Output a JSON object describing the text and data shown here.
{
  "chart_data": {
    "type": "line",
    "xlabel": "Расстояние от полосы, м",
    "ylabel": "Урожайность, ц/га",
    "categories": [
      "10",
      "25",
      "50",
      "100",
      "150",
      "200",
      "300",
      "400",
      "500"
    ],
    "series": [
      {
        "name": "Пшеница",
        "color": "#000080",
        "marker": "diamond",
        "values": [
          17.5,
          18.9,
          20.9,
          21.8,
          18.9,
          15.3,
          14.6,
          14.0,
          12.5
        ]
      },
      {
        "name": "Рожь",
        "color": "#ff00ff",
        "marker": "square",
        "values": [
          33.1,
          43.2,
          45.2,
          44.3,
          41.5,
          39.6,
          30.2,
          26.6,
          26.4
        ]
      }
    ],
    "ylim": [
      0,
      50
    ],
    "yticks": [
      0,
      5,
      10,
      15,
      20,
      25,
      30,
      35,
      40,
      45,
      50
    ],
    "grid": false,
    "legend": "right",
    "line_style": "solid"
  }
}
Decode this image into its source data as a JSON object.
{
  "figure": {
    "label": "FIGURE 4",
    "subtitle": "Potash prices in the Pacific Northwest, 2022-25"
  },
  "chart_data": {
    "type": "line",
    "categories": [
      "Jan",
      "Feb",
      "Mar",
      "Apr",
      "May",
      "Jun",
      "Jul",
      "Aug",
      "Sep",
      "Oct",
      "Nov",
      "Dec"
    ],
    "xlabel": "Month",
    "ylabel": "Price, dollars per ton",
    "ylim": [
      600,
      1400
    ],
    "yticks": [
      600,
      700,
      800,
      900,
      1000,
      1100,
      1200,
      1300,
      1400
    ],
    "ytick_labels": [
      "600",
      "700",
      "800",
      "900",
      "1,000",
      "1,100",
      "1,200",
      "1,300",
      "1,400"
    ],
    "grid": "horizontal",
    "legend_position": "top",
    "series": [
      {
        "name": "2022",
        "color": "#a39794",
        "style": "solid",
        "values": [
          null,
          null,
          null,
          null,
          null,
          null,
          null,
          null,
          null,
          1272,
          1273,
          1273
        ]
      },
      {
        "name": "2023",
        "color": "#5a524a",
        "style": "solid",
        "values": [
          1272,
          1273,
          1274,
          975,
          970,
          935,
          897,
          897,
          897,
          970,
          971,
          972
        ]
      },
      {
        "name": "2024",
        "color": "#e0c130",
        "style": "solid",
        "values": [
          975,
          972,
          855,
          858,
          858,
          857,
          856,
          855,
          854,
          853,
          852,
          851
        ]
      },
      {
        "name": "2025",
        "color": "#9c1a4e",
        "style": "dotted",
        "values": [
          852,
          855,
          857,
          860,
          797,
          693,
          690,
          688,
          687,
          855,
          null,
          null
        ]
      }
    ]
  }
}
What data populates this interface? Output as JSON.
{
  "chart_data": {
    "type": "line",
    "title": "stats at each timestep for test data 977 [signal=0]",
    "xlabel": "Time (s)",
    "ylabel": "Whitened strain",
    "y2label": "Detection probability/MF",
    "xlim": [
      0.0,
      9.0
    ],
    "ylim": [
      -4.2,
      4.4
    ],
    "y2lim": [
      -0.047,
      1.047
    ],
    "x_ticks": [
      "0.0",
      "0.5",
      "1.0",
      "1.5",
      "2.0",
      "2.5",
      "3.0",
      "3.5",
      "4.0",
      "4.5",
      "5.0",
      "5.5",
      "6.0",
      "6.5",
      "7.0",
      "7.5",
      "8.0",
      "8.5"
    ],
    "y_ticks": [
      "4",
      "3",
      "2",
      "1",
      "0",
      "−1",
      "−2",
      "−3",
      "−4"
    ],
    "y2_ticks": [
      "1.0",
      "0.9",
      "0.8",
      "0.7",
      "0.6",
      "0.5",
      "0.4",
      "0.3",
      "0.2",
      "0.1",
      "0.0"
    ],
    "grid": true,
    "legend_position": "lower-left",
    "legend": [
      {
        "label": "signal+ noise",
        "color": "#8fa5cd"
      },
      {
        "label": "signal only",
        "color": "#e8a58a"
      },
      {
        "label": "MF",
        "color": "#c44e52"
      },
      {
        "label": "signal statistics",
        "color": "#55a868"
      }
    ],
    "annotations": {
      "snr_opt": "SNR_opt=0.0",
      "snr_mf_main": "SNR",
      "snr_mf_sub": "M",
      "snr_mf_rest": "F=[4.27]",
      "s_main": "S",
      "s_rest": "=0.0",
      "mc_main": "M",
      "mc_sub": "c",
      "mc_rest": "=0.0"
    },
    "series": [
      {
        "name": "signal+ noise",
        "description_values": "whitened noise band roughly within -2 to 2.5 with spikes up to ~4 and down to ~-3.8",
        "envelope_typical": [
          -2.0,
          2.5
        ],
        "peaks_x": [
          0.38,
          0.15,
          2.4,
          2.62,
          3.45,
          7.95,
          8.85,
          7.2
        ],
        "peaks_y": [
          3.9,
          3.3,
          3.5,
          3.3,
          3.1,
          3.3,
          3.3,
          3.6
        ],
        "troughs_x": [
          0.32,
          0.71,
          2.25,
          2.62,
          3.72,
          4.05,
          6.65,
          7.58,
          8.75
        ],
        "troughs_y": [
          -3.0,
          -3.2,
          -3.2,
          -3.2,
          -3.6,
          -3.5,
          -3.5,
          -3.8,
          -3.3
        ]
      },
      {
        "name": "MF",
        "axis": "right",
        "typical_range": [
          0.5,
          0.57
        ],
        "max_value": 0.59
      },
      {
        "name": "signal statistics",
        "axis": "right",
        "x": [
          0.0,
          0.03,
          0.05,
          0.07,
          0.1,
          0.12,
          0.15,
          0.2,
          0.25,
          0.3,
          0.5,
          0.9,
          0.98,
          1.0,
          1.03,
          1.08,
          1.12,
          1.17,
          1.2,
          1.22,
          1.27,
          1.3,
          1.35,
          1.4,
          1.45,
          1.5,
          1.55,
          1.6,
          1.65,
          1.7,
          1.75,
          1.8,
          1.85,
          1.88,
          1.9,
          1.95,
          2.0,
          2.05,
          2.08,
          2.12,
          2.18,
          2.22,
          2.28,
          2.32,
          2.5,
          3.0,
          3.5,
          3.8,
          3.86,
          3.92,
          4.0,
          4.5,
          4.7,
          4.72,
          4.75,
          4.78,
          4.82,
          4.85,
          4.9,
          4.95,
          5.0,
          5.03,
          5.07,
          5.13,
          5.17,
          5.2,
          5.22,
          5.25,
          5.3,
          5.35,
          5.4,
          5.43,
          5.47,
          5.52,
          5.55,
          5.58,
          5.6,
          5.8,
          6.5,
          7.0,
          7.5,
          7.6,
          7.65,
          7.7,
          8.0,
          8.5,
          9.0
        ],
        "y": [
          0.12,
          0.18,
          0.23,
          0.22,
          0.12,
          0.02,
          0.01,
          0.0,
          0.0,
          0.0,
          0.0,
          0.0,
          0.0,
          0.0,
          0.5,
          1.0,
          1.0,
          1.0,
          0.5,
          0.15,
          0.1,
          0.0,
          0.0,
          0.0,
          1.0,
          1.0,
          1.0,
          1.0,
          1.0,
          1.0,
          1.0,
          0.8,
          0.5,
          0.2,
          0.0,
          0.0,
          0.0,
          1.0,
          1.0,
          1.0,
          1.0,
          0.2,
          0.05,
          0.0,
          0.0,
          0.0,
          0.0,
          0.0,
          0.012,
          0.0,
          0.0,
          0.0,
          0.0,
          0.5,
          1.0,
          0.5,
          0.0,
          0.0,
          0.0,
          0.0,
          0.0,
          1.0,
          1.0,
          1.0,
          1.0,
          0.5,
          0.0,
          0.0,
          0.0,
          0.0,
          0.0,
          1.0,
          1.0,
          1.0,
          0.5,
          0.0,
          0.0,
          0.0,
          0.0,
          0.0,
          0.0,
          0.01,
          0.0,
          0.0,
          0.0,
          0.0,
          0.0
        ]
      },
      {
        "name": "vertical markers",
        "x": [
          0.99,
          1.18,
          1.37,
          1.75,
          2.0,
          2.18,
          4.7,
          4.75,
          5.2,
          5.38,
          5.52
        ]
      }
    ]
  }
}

▶ **PROBLEM DESCRIPTION**:
Select from the material above each line in which the string "noise" appears, and list those lines.

▶ **RESULT FOR THIS EXERCISE**:
        "label": "signal+ noise",
        "name": "signal+ noise",
        "description_values": "whitened noise band roughly within -2 to 2.5 with spikes up to ~4 and down to ~-3.8",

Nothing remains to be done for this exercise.